*TO BE DONE:* Each line containing the word "open" must be collected.

*LISTED ENTRIES:*

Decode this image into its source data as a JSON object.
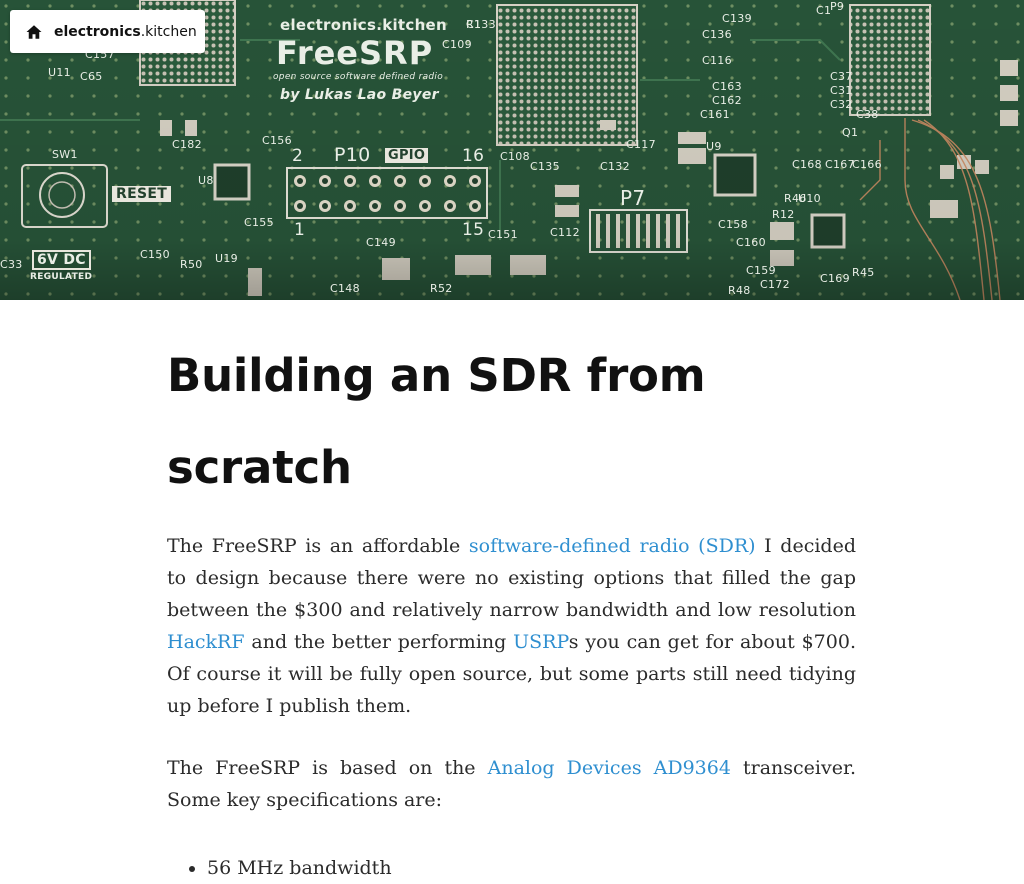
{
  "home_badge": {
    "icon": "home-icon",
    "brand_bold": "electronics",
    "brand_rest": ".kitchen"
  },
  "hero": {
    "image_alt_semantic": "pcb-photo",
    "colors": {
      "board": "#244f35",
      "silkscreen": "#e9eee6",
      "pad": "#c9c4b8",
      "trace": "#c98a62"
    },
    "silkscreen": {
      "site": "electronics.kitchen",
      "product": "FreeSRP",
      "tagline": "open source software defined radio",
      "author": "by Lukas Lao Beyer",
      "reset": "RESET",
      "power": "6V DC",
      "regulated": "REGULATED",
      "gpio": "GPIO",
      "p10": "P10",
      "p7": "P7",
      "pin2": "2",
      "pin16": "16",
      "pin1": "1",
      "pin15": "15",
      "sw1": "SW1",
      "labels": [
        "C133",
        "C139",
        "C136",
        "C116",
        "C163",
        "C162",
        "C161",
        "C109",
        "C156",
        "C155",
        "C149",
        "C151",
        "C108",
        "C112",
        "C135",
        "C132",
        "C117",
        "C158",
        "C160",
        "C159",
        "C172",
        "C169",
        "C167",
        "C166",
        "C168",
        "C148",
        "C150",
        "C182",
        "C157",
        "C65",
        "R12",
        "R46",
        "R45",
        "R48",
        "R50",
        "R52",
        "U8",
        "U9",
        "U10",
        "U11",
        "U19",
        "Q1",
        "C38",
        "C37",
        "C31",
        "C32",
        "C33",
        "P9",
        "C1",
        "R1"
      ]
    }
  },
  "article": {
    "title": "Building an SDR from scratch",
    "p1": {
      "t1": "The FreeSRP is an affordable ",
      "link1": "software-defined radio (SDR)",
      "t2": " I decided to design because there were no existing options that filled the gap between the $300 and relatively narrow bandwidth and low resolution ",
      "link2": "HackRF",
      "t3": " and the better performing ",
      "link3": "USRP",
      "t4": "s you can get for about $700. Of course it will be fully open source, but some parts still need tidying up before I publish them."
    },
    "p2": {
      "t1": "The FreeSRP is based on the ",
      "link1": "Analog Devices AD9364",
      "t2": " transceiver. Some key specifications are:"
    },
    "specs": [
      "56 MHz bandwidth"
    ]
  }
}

*RESULT BELOW:*
      "tagline": "open source software defined radio",
      "t4": "s you can get for about $700. Of course it will be fully open source, but some parts still need tidying up before I publish them."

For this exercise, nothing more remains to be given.